• _Excerpt from a dataset_
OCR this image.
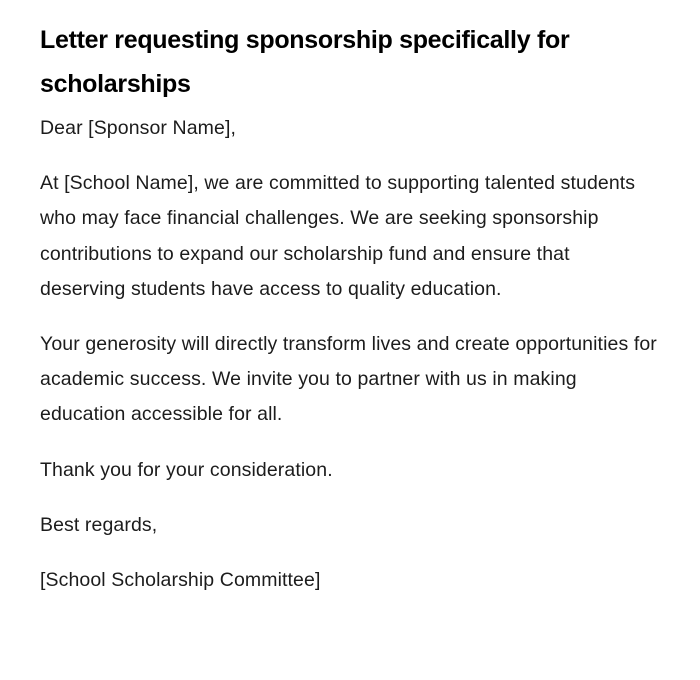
Letter requesting sponsorship specifically for scholarships

Dear [Sponsor Name],

At [School Name], we are committed to supporting talented students who may face financial challenges. We are seeking sponsorship contributions to expand our scholarship fund and ensure that deserving students have access to quality education.

Your generosity will directly transform lives and create opportunities for academic success. We invite you to partner with us in making education accessible for all.

Thank you for your consideration.

Best regards,

[School Scholarship Committee]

• _Aim_
Write out every record above exactly as it stands, but leave out the pictures.

• _Written reply_
OCR this image.
Letter requesting sponsorship specifically for scholarships

Dear [Sponsor Name],

At [School Name], we are committed to supporting talented students who may face financial challenges. We are seeking sponsorship contributions to expand our scholarship fund and ensure that deserving students have access to quality education.

Your generosity will directly transform lives and create opportunities for academic success. We invite you to partner with us in making education accessible for all.

Thank you for your consideration.

Best regards,

[School Scholarship Committee]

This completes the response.